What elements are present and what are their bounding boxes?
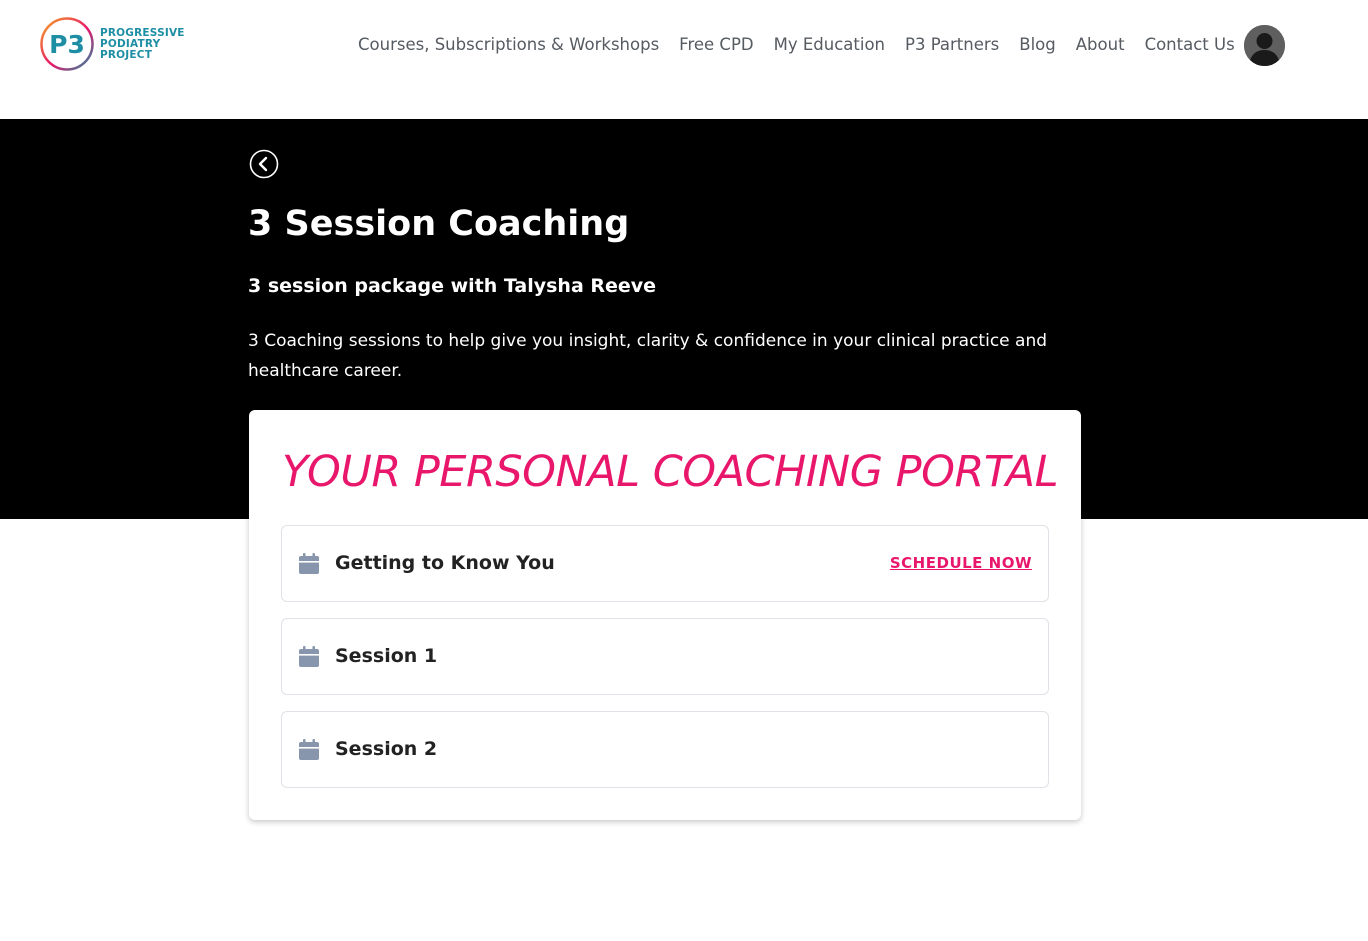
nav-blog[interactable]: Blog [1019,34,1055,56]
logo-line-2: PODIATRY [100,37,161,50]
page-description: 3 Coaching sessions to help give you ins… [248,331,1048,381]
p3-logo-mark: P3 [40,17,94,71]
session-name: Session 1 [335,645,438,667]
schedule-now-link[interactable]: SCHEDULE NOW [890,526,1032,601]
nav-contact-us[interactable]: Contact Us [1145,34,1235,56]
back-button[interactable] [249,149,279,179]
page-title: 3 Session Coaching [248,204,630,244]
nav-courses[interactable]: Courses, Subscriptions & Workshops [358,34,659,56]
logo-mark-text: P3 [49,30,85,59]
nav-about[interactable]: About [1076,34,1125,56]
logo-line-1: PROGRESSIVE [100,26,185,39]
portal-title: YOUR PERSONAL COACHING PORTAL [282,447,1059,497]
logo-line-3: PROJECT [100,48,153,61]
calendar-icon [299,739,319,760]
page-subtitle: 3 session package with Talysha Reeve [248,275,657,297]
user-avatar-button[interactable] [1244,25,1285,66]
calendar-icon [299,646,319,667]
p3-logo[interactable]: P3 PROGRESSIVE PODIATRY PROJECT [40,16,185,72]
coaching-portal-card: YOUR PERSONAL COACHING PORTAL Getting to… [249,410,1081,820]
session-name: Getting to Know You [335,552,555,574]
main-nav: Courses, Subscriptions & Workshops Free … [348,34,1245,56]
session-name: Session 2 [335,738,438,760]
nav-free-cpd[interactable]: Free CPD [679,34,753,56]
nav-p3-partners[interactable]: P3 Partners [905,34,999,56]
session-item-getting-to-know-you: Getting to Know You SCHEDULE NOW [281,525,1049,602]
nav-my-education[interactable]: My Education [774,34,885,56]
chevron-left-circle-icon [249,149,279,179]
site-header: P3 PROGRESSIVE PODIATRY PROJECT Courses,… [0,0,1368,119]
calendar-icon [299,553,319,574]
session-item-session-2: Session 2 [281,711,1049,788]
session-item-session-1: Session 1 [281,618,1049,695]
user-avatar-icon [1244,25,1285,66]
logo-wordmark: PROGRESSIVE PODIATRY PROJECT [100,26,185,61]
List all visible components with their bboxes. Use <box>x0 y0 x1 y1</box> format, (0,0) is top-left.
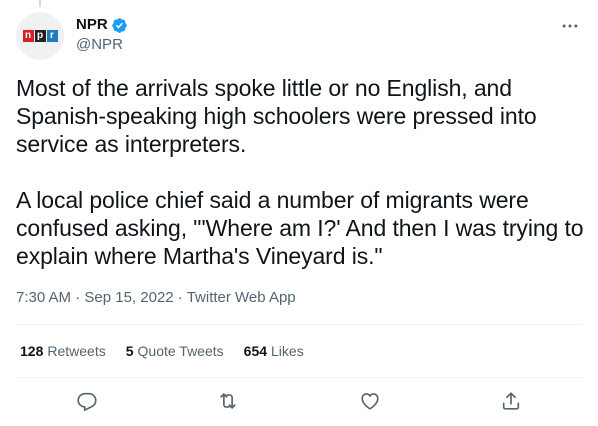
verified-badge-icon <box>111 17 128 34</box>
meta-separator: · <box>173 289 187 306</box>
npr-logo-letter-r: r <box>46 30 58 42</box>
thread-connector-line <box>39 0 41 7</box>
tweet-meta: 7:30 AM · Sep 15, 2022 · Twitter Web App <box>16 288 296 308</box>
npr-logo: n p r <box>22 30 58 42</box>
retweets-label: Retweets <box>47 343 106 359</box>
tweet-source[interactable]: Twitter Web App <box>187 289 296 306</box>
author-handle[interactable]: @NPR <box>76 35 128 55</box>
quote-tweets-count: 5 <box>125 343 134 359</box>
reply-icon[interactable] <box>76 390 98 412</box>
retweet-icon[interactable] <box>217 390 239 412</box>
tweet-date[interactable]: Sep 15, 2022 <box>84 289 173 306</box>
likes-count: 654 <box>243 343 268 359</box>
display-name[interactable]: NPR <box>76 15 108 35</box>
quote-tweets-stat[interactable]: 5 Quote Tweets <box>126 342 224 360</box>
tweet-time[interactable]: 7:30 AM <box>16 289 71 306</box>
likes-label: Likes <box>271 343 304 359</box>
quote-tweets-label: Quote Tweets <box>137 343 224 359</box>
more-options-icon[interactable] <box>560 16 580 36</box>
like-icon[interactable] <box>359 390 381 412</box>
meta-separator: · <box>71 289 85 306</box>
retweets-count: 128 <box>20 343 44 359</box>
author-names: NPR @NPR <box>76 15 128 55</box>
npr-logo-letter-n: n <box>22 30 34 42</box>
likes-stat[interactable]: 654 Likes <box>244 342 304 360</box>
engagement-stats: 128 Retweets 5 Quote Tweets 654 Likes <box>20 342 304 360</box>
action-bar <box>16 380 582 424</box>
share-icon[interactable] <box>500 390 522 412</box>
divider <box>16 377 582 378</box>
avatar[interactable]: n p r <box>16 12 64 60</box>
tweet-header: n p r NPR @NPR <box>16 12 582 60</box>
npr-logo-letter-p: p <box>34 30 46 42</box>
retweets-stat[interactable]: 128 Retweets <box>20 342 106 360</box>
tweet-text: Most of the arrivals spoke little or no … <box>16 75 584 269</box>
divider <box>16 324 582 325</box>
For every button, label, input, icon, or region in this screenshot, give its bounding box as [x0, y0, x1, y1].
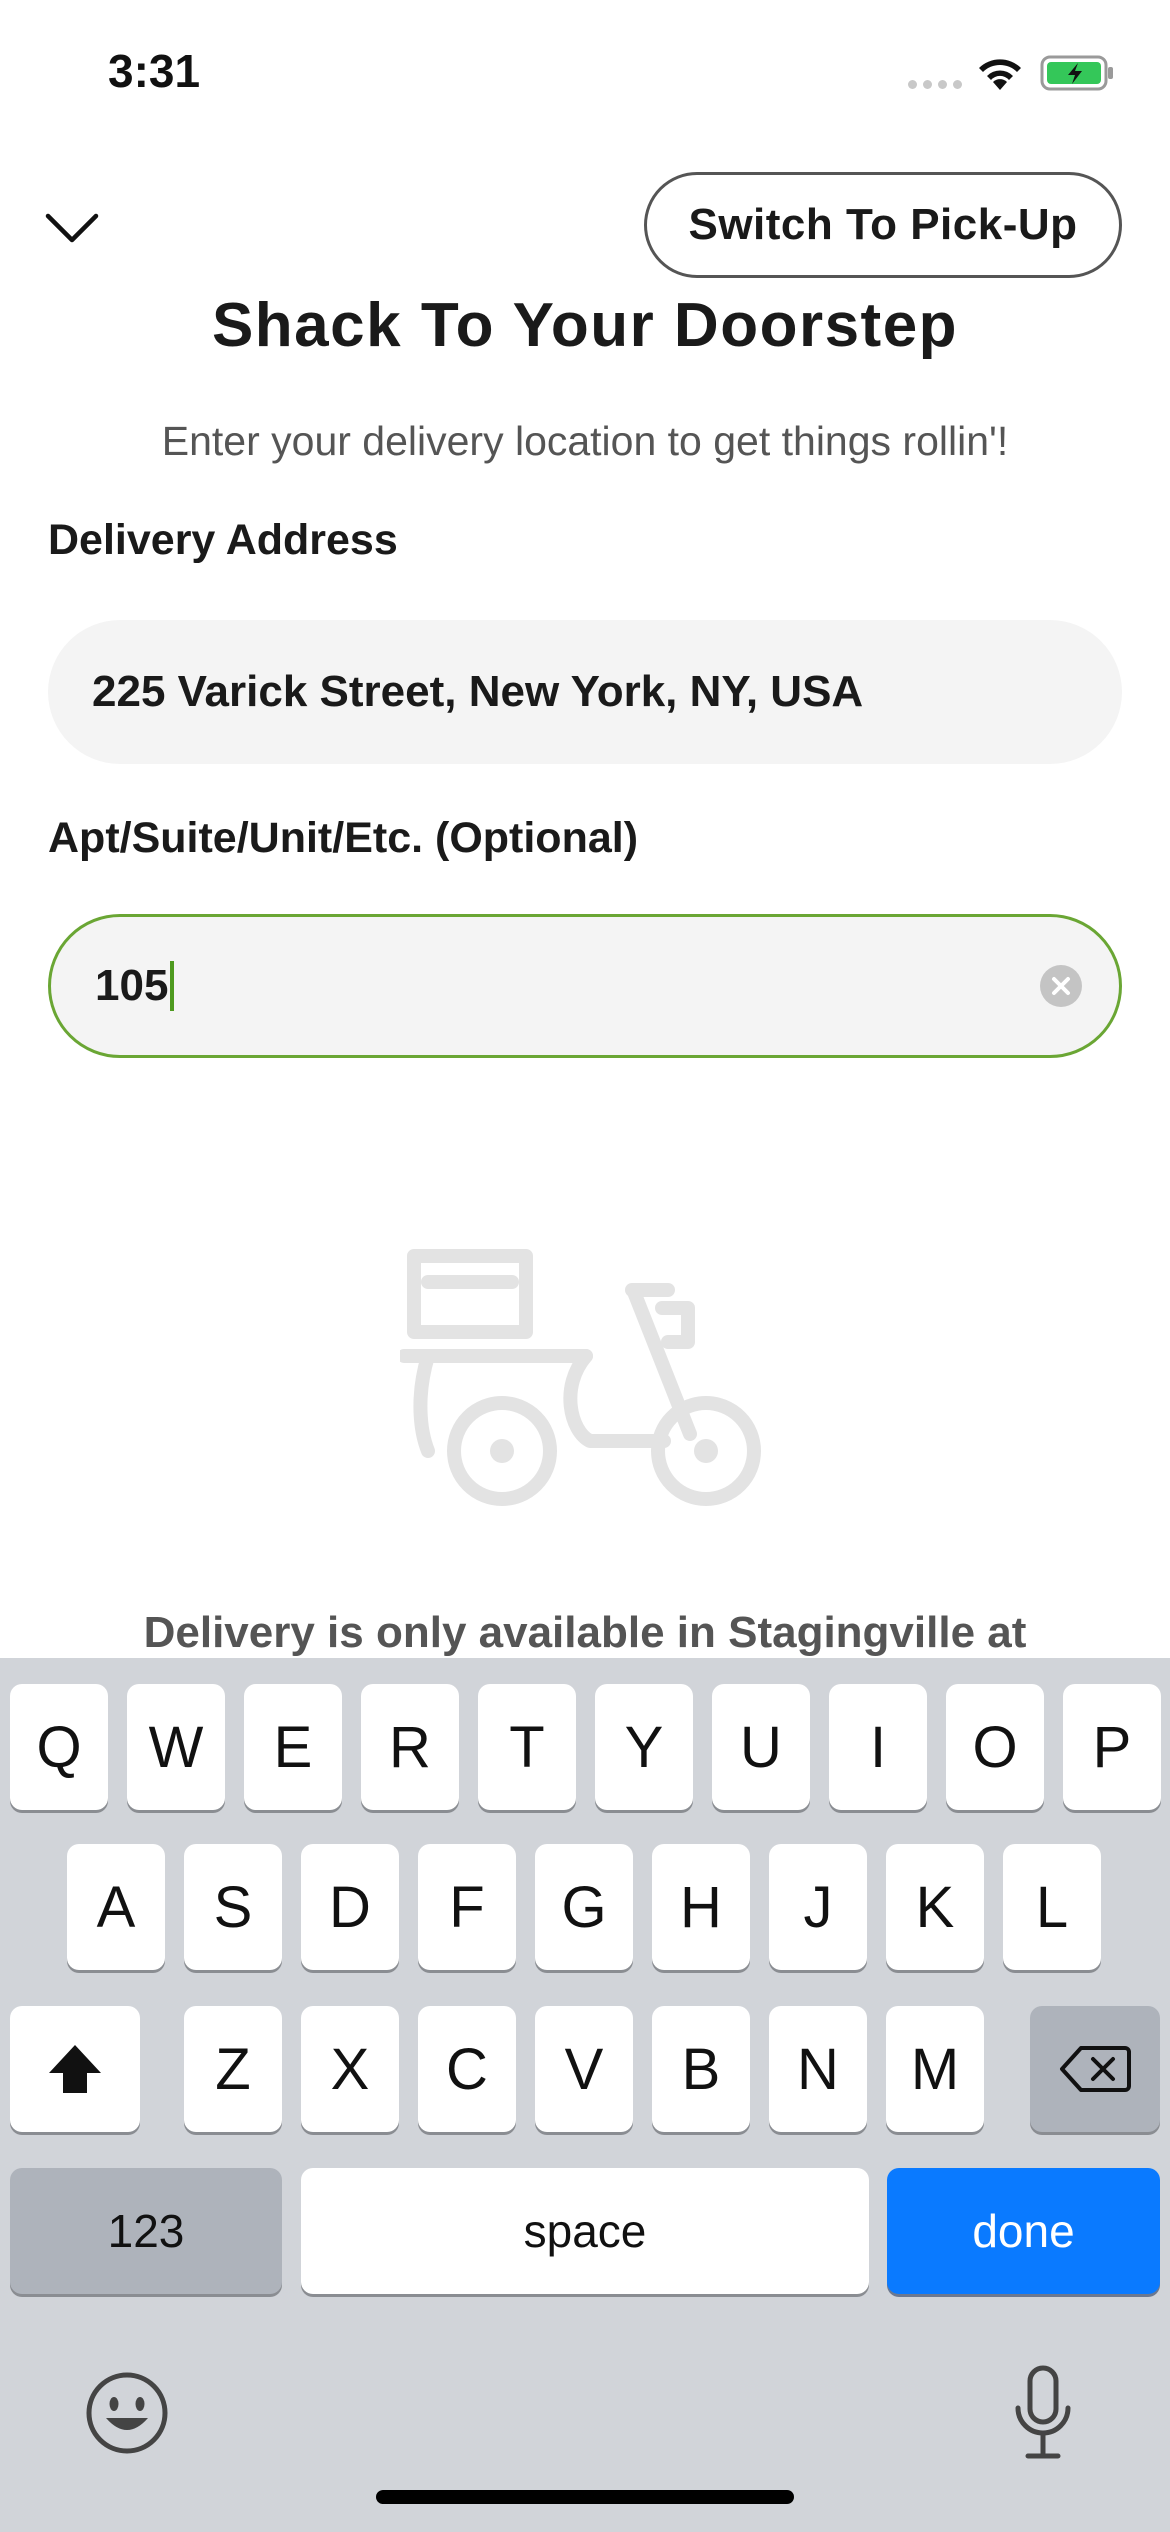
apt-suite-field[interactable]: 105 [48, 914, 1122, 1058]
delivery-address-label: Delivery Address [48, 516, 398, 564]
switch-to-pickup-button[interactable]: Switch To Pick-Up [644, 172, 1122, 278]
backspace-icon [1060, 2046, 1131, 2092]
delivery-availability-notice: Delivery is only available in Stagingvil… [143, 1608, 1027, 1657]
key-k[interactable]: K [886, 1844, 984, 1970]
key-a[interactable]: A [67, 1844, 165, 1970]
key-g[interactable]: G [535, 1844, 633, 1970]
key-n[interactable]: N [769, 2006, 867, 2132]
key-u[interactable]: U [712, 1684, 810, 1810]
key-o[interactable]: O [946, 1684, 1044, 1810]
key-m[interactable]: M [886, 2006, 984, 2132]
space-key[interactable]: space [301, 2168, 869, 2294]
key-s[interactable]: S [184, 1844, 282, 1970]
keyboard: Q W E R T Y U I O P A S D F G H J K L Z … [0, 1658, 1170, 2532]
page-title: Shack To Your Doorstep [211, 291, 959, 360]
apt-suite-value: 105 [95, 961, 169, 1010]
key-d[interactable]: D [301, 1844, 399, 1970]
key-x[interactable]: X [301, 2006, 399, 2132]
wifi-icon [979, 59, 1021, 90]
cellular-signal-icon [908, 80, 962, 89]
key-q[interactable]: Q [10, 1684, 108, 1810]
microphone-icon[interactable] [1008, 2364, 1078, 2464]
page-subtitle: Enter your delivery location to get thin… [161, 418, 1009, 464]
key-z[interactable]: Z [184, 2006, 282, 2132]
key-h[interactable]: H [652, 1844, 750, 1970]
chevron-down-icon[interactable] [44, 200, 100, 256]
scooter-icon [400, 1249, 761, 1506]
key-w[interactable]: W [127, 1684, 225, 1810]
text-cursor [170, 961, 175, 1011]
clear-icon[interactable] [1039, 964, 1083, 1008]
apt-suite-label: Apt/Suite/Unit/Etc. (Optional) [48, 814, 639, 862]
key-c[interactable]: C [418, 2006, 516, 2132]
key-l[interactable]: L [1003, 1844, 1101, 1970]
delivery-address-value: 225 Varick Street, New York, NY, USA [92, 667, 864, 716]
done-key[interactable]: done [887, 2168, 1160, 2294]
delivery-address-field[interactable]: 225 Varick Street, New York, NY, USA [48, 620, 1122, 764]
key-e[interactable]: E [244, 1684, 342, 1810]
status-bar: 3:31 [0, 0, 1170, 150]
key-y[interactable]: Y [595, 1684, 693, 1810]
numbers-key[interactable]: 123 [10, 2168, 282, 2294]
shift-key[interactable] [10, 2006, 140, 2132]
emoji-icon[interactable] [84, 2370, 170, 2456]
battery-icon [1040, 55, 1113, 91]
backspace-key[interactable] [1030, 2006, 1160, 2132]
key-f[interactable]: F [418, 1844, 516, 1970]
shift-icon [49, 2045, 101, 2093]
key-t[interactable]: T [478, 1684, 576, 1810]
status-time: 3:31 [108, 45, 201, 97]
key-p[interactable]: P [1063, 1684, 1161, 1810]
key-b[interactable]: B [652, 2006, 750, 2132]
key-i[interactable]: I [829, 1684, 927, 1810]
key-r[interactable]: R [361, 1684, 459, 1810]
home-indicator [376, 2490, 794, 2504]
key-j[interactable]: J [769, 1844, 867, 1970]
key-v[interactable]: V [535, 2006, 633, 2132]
= = = =
> [Stated exercise]: Write out the items above again exactly as they appear, the stretch from the line containing "verified-badge-icon <box>111 17 128 34</box>" through the line containing "tweet-meta: 7:30 AM".

> [Correct result]:
verified-badge-icon <box>111 17 128 34</box>
meta-separator: · <box>173 289 187 306</box>
npr-logo-letter-r: r <box>46 30 58 42</box>
thread-connector-line <box>39 0 41 7</box>
tweet-meta: 7:30 AM · Sep 15, 2022 · Twitter Web App <box>16 288 296 308</box>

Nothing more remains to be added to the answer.